>> Begin

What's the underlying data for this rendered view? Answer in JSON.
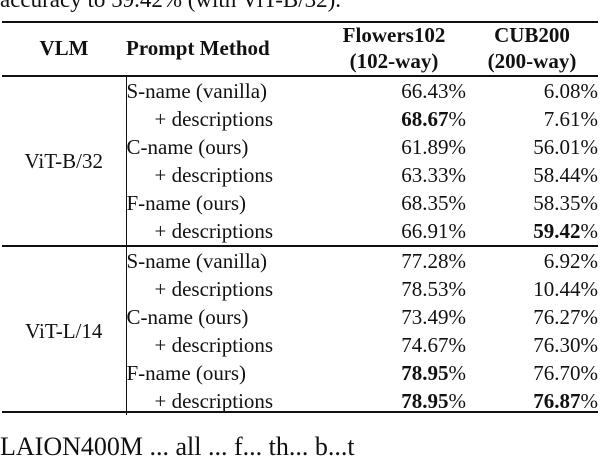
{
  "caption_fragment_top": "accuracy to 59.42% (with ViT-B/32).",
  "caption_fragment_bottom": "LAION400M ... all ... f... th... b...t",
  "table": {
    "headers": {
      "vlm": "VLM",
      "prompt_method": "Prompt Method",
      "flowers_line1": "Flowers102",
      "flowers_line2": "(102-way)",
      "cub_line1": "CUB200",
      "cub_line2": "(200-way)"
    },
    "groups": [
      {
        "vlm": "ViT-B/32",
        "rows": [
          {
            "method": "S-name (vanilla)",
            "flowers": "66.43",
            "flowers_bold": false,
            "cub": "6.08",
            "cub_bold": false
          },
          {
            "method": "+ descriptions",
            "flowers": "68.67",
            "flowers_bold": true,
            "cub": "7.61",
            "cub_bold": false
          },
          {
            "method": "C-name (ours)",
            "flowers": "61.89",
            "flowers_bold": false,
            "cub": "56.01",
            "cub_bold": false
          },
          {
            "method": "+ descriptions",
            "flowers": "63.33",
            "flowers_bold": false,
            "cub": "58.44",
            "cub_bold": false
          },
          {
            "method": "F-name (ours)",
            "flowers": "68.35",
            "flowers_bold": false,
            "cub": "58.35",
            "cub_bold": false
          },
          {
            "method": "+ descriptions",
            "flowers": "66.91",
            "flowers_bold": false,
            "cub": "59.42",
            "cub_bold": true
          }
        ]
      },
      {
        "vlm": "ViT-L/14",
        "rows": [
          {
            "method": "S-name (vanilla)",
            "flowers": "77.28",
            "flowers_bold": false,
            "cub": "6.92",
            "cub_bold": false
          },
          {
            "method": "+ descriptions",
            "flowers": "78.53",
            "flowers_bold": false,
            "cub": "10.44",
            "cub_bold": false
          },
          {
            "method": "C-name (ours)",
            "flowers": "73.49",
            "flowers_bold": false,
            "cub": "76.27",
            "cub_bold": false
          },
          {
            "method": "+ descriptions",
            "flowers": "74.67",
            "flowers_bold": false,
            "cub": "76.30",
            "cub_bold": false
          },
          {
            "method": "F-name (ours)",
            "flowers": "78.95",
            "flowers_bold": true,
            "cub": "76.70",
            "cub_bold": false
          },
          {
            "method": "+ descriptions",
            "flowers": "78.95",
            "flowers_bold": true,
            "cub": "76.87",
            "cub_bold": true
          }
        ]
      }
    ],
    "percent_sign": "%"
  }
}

>> End
>> Begin

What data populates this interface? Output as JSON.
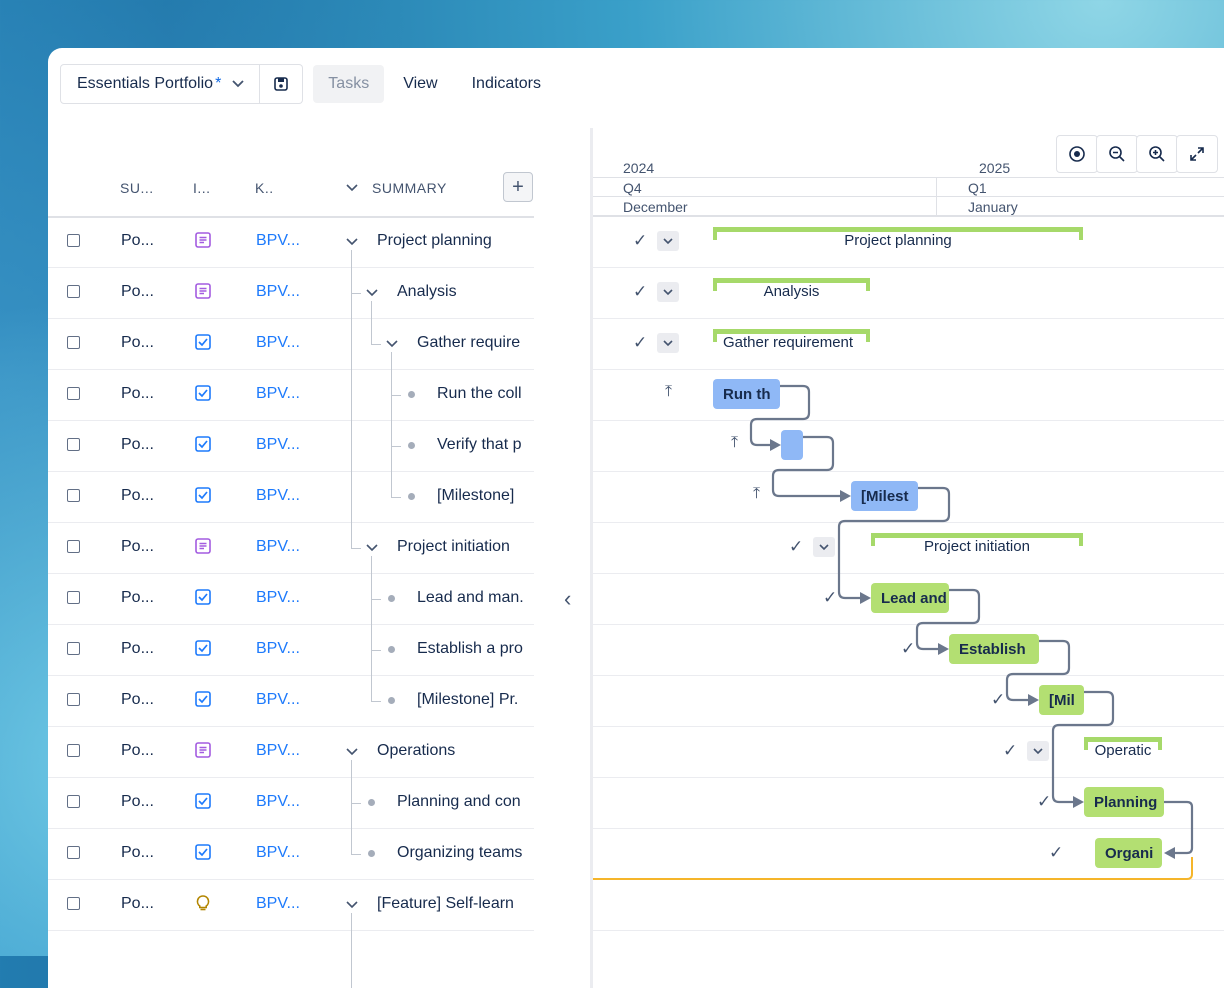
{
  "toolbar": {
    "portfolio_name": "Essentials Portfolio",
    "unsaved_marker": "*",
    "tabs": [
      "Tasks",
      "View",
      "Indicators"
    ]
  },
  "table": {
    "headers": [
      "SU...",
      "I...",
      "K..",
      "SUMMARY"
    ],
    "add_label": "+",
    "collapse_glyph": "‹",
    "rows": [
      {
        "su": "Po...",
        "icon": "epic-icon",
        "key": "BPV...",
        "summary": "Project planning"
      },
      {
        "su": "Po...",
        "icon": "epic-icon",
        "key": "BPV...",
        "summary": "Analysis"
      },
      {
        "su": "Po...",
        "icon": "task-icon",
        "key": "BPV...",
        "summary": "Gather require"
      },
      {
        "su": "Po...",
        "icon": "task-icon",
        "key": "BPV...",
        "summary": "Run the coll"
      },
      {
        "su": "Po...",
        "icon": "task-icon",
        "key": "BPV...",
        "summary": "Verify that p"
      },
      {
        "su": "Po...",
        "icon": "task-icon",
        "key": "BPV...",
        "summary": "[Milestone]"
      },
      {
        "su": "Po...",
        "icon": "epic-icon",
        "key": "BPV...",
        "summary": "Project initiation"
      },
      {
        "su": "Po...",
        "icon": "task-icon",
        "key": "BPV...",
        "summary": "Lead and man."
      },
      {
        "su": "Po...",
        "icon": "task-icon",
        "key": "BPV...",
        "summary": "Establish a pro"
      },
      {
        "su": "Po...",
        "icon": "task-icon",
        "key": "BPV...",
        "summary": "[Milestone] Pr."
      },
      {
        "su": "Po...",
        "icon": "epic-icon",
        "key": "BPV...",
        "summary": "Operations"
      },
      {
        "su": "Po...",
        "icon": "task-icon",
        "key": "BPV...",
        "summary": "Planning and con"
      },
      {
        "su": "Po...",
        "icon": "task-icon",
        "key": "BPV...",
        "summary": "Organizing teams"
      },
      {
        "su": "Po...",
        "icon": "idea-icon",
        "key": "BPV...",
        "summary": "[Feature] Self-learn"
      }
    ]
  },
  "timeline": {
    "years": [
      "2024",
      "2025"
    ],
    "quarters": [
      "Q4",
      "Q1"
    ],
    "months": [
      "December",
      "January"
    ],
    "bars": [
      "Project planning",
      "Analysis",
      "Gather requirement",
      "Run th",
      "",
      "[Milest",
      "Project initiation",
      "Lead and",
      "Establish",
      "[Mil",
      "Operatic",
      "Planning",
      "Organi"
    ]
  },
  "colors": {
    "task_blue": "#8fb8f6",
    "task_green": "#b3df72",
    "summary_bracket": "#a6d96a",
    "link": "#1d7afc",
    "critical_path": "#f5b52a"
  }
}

>> End
>> Begin

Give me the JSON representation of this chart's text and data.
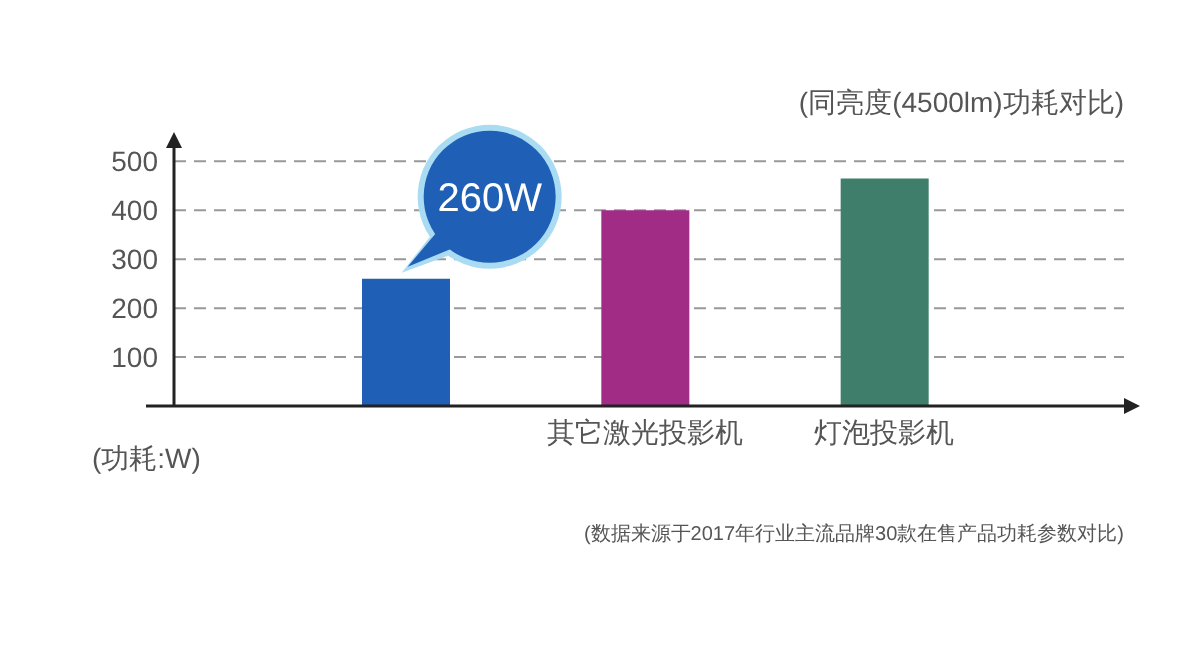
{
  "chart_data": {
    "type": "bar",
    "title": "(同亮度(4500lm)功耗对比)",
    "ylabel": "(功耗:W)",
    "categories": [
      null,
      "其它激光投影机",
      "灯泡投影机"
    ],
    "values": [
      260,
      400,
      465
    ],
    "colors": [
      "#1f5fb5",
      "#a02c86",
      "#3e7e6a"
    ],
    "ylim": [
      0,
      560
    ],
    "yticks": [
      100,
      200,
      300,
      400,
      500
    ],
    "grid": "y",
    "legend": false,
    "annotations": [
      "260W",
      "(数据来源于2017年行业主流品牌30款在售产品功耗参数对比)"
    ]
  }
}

>> End

* _AIM OF THE EXERCISE_
In the material above, find each line that contains the word "initiation", and select it.

* _RESPONSE TO THIS EXERCISE_
        "summary": "Project initiation"
      "Project initiation",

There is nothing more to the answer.